Records shown
--- --- ---
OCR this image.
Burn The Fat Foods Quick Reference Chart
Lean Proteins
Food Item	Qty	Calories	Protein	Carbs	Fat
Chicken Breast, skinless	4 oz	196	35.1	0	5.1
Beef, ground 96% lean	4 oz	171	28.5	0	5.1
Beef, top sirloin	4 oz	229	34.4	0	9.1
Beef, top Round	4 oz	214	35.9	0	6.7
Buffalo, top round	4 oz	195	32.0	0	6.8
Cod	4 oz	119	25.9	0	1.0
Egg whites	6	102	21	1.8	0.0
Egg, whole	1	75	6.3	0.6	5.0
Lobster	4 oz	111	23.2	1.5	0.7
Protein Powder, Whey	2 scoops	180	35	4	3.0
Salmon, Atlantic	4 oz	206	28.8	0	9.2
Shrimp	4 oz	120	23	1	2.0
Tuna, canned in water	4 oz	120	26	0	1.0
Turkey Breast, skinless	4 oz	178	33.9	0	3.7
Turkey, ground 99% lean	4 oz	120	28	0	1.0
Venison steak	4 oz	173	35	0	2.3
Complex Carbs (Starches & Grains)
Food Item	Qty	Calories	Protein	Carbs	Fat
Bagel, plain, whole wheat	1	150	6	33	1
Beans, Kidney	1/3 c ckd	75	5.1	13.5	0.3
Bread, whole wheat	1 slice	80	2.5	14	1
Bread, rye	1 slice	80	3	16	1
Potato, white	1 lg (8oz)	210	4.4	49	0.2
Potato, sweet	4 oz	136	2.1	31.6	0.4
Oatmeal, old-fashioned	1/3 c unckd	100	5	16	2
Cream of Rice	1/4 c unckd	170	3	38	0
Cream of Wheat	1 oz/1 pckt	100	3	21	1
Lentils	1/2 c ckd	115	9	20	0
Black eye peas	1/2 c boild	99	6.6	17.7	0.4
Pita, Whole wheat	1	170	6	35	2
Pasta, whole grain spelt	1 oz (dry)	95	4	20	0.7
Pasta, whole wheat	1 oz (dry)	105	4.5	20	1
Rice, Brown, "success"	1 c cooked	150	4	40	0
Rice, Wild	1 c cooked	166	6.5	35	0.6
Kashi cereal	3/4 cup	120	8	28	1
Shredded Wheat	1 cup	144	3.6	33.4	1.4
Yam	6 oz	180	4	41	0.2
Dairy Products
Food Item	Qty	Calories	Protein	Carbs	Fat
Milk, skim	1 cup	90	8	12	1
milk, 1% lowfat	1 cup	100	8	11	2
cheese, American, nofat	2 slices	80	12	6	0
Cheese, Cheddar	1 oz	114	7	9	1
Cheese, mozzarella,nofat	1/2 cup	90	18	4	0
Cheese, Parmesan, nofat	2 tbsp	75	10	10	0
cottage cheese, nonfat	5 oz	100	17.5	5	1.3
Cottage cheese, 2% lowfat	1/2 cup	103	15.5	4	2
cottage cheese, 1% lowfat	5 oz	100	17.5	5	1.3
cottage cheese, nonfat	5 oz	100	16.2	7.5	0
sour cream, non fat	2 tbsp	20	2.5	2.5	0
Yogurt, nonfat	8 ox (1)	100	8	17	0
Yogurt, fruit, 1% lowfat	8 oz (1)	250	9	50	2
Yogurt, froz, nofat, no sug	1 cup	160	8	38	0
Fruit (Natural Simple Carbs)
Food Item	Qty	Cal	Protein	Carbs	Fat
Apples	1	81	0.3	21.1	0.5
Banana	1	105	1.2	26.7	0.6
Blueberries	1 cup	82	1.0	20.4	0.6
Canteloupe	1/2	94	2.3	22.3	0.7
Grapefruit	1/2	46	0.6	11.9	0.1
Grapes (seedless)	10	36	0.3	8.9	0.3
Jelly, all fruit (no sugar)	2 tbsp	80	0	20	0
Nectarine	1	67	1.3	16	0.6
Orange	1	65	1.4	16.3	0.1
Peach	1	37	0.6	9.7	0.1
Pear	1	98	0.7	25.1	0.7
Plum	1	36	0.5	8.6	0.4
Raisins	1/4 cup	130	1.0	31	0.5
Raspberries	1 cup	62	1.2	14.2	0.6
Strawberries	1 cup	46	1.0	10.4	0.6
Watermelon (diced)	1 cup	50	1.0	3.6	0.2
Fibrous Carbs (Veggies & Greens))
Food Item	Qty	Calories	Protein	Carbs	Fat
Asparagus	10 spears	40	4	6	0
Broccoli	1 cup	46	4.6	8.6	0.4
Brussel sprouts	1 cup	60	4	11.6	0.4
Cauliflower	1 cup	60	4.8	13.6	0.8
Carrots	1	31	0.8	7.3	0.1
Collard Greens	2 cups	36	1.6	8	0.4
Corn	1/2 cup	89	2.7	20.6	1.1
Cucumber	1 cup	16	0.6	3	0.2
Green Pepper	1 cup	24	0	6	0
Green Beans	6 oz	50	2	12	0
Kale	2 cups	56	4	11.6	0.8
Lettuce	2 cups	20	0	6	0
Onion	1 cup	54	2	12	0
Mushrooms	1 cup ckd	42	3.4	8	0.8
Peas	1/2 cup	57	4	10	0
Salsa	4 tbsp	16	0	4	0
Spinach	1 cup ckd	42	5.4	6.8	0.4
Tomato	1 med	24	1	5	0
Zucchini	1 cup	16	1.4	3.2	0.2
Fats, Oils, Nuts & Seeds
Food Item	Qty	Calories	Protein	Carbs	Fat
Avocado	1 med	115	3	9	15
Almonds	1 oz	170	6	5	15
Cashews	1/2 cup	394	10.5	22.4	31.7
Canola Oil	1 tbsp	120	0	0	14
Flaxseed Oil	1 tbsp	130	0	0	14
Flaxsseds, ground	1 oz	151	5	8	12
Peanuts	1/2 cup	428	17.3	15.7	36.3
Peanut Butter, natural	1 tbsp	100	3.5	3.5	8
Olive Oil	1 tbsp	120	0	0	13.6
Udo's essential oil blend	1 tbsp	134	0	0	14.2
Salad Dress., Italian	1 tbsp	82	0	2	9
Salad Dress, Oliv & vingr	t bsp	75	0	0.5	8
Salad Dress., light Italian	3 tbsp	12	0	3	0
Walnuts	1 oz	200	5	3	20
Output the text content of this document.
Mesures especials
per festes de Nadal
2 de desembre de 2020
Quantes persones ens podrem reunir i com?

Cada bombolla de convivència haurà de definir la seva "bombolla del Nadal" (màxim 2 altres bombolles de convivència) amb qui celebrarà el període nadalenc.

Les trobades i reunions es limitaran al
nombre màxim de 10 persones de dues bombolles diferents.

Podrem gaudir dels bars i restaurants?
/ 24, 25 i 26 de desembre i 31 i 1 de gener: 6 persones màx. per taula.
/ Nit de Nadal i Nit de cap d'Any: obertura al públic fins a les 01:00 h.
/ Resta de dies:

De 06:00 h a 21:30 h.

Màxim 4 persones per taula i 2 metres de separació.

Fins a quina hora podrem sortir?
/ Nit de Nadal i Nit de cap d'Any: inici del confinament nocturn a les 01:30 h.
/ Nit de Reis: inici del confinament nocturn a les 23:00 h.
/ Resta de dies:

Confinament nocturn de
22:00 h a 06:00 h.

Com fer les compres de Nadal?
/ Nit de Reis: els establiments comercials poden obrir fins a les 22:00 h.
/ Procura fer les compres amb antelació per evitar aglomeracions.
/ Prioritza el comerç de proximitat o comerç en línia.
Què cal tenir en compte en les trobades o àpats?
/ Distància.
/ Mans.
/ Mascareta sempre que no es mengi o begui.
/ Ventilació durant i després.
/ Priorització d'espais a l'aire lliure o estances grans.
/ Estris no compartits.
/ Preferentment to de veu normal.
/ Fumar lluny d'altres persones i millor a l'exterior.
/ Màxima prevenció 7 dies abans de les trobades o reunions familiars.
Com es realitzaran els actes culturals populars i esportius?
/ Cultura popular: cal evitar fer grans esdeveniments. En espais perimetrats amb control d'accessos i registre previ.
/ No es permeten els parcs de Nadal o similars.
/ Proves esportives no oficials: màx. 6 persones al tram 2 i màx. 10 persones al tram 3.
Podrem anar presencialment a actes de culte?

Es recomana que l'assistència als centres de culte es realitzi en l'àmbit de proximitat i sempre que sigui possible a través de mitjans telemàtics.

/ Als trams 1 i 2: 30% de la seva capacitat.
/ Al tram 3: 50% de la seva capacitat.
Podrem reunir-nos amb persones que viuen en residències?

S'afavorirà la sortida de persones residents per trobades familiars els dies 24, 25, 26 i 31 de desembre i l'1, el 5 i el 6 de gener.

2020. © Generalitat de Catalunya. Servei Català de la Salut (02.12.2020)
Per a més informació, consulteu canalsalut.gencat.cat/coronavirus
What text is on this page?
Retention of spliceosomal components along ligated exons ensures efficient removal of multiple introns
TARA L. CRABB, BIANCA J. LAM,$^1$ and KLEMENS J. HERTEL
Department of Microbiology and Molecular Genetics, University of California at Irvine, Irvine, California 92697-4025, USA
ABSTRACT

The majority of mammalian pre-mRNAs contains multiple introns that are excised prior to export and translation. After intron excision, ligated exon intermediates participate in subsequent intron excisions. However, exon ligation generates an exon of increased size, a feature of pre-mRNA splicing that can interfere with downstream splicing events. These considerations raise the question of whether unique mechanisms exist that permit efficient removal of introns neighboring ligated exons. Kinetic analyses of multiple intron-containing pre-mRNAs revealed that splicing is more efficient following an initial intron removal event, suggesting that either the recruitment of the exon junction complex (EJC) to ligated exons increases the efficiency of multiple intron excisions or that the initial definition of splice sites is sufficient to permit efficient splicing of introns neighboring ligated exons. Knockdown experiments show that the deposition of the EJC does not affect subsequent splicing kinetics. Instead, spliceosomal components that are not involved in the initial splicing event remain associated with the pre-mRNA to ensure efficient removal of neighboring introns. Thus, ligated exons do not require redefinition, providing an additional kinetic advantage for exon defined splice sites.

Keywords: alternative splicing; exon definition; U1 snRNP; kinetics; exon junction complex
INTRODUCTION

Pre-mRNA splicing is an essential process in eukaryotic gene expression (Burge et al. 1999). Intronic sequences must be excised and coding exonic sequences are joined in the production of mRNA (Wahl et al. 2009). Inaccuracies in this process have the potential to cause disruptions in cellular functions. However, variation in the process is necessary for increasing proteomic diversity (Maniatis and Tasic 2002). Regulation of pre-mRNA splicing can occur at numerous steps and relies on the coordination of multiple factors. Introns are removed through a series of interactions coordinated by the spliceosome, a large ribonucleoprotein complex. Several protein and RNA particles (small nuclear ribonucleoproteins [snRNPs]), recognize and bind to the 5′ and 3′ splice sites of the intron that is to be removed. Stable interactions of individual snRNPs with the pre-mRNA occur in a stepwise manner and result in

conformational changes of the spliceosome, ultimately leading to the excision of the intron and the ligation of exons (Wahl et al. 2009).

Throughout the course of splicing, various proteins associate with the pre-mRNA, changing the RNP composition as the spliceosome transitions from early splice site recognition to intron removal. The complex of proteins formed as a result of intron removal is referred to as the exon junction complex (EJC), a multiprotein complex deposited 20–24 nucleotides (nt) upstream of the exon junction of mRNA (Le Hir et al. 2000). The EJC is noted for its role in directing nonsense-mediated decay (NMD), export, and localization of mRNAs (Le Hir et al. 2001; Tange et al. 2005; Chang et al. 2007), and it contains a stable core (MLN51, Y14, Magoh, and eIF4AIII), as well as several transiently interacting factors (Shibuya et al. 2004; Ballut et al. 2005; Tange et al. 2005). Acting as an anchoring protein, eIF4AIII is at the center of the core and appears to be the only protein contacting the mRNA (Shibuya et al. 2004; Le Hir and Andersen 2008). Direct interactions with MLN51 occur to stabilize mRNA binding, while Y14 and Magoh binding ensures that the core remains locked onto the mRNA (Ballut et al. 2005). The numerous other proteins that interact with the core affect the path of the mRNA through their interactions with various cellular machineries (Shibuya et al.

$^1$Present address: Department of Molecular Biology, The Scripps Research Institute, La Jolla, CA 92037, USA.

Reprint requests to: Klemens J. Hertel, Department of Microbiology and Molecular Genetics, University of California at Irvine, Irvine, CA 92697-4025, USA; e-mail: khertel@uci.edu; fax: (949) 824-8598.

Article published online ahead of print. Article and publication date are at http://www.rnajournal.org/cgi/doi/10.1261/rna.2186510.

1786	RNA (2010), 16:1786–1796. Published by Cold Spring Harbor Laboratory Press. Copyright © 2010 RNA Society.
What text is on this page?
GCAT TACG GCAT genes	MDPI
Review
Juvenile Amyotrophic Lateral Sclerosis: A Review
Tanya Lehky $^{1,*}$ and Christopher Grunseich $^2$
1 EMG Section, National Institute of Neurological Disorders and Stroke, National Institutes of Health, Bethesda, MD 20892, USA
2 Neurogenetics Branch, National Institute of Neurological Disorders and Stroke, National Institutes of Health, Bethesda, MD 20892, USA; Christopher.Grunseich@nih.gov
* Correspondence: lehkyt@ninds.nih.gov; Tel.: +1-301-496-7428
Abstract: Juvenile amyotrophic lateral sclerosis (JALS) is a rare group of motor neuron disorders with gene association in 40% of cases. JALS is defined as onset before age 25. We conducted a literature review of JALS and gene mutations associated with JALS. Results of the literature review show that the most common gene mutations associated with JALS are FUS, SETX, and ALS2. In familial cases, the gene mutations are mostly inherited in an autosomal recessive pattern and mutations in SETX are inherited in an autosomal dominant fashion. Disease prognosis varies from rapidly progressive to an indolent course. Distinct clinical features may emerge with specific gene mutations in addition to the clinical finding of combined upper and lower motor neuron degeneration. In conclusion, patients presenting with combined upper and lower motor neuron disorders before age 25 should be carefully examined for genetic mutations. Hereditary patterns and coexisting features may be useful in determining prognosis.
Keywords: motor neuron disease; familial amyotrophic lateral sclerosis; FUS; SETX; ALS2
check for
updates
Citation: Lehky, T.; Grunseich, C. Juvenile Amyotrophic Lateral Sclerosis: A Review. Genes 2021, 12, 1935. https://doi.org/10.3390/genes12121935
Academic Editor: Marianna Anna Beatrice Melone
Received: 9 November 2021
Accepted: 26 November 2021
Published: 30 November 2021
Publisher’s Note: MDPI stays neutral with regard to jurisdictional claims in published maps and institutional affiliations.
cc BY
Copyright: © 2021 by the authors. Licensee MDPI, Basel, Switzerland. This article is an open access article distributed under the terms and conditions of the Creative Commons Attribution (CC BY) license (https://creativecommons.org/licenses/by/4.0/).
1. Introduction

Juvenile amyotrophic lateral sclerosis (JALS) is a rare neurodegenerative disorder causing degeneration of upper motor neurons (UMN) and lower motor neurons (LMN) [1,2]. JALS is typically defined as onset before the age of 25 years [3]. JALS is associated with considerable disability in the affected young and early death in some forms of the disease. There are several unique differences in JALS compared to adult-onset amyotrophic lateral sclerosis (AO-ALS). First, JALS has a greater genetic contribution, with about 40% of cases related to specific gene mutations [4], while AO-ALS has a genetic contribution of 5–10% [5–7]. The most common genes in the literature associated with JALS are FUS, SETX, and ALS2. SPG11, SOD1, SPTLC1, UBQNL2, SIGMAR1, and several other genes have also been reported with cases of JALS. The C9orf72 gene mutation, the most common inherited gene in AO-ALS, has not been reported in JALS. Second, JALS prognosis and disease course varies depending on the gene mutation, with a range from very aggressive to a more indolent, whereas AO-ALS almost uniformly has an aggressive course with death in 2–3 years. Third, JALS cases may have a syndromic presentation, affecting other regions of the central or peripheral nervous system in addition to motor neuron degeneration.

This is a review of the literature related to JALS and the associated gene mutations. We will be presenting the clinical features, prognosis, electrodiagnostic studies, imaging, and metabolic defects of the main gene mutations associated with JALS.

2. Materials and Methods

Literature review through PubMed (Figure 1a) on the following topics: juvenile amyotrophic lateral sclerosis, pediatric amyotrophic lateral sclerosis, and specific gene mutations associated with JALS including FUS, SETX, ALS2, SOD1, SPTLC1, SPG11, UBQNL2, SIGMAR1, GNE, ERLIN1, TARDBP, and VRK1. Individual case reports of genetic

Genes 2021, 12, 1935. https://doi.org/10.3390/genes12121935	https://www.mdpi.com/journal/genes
--- --- ---
What you are asked to do
From the data above, determine how many lines hold "Bethesda", and write only the number.

Output for this exercise
2